## Directive:
Gather the lines that hold the string "facebook".

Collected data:
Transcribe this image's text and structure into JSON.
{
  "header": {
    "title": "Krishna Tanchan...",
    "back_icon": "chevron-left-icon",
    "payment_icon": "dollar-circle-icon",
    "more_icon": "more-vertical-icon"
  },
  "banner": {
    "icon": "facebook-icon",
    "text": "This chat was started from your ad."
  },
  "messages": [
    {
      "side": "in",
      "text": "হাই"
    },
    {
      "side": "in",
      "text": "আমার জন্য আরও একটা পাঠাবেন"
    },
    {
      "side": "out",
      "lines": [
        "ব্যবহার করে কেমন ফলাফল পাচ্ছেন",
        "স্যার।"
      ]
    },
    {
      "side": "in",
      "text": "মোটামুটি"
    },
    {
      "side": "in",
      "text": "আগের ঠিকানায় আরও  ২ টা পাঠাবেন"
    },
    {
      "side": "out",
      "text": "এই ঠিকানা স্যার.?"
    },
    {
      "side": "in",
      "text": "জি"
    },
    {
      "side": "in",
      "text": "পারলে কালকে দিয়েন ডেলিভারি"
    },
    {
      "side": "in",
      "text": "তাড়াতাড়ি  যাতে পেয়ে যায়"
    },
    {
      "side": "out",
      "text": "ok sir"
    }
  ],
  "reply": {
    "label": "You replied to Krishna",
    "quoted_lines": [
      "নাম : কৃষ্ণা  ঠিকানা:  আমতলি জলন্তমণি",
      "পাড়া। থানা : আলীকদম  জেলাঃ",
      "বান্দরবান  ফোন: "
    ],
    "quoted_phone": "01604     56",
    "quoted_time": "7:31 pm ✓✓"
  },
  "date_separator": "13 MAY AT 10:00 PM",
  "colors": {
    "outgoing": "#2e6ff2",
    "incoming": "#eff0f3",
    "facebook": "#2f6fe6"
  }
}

## Correct result:
    "icon": "facebook-icon",
    "facebook": "#2f6fe6"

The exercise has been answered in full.